## Work to do
What follows is a listing; restate every line of it word for word.

## Records supplied
━━━━━━
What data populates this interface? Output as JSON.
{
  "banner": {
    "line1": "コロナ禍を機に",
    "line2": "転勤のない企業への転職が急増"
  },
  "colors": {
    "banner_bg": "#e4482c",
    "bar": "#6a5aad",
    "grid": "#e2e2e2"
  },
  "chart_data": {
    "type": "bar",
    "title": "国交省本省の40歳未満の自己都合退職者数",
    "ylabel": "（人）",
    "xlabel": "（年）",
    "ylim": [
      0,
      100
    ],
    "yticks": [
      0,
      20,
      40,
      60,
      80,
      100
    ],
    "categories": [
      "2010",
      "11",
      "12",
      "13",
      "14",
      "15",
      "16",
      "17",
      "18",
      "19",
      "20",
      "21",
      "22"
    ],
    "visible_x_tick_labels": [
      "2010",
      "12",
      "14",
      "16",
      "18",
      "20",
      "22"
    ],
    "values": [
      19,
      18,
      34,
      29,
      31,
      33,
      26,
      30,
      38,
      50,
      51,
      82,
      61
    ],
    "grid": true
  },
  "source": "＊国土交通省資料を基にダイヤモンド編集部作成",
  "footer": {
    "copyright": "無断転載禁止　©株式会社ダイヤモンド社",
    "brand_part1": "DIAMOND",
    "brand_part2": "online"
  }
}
━━━━━━
## The answer
What data populates this interface? Output as JSON.
{
  "banner": {
    "line1": "コロナ禍を機に",
    "line2": "転勤のない企業への転職が急増"
  },
  "colors": {
    "banner_bg": "#e4482c",
    "bar": "#6a5aad",
    "grid": "#e2e2e2"
  },
  "chart_data": {
    "type": "bar",
    "title": "国交省本省の40歳未満の自己都合退職者数",
    "ylabel": "（人）",
    "xlabel": "（年）",
    "ylim": [
      0,
      100
    ],
    "yticks": [
      0,
      20,
      40,
      60,
      80,
      100
    ],
    "categories": [
      "2010",
      "11",
      "12",
      "13",
      "14",
      "15",
      "16",
      "17",
      "18",
      "19",
      "20",
      "21",
      "22"
    ],
    "visible_x_tick_labels": [
      "2010",
      "12",
      "14",
      "16",
      "18",
      "20",
      "22"
    ],
    "values": [
      19,
      18,
      34,
      29,
      31,
      33,
      26,
      30,
      38,
      50,
      51,
      82,
      61
    ],
    "grid": true
  },
  "source": "＊国土交通省資料を基にダイヤモンド編集部作成",
  "footer": {
    "copyright": "無断転載禁止　©株式会社ダイヤモンド社",
    "brand_part1": "DIAMOND",
    "brand_part2": "online"
  }
}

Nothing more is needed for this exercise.